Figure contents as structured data

►

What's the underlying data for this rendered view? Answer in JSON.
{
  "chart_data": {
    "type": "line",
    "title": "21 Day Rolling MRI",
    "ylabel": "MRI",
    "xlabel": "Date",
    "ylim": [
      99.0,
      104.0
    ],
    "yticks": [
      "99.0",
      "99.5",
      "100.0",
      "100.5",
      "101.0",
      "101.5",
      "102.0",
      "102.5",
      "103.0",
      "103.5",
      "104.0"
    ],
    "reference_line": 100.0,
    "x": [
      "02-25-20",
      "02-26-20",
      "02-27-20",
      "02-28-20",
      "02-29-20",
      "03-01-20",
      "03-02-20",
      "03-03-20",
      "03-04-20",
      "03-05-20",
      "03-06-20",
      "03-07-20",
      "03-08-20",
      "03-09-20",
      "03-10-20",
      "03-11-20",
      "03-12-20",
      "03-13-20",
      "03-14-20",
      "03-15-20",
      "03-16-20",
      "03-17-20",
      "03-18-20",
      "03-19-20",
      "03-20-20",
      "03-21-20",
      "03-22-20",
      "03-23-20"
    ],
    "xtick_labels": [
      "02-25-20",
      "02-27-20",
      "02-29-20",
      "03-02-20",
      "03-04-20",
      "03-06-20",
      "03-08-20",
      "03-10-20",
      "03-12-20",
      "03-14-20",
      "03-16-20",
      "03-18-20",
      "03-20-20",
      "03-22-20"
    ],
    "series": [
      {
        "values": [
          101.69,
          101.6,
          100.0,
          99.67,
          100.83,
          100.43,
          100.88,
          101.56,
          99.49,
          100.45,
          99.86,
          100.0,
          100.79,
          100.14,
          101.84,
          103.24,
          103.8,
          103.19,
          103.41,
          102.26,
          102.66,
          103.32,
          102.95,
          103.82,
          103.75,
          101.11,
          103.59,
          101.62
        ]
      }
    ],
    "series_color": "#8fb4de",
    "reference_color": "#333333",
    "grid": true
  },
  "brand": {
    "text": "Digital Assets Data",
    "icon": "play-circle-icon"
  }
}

◄

All the entries above need to be reproduced exactly.

What's the underlying data for this rendered view? Answer in JSON.
{
  "chart_data": {
    "type": "line",
    "title": "21 Day Rolling MRI",
    "ylabel": "MRI",
    "xlabel": "Date",
    "ylim": [
      99.0,
      104.0
    ],
    "yticks": [
      "99.0",
      "99.5",
      "100.0",
      "100.5",
      "101.0",
      "101.5",
      "102.0",
      "102.5",
      "103.0",
      "103.5",
      "104.0"
    ],
    "reference_line": 100.0,
    "x": [
      "02-25-20",
      "02-26-20",
      "02-27-20",
      "02-28-20",
      "02-29-20",
      "03-01-20",
      "03-02-20",
      "03-03-20",
      "03-04-20",
      "03-05-20",
      "03-06-20",
      "03-07-20",
      "03-08-20",
      "03-09-20",
      "03-10-20",
      "03-11-20",
      "03-12-20",
      "03-13-20",
      "03-14-20",
      "03-15-20",
      "03-16-20",
      "03-17-20",
      "03-18-20",
      "03-19-20",
      "03-20-20",
      "03-21-20",
      "03-22-20",
      "03-23-20"
    ],
    "xtick_labels": [
      "02-25-20",
      "02-27-20",
      "02-29-20",
      "03-02-20",
      "03-04-20",
      "03-06-20",
      "03-08-20",
      "03-10-20",
      "03-12-20",
      "03-14-20",
      "03-16-20",
      "03-18-20",
      "03-20-20",
      "03-22-20"
    ],
    "series": [
      {
        "values": [
          101.69,
          101.6,
          100.0,
          99.67,
          100.83,
          100.43,
          100.88,
          101.56,
          99.49,
          100.45,
          99.86,
          100.0,
          100.79,
          100.14,
          101.84,
          103.24,
          103.8,
          103.19,
          103.41,
          102.26,
          102.66,
          103.32,
          102.95,
          103.82,
          103.75,
          101.11,
          103.59,
          101.62
        ]
      }
    ],
    "series_color": "#8fb4de",
    "reference_color": "#333333",
    "grid": true
  },
  "brand": {
    "text": "Digital Assets Data",
    "icon": "play-circle-icon"
  }
}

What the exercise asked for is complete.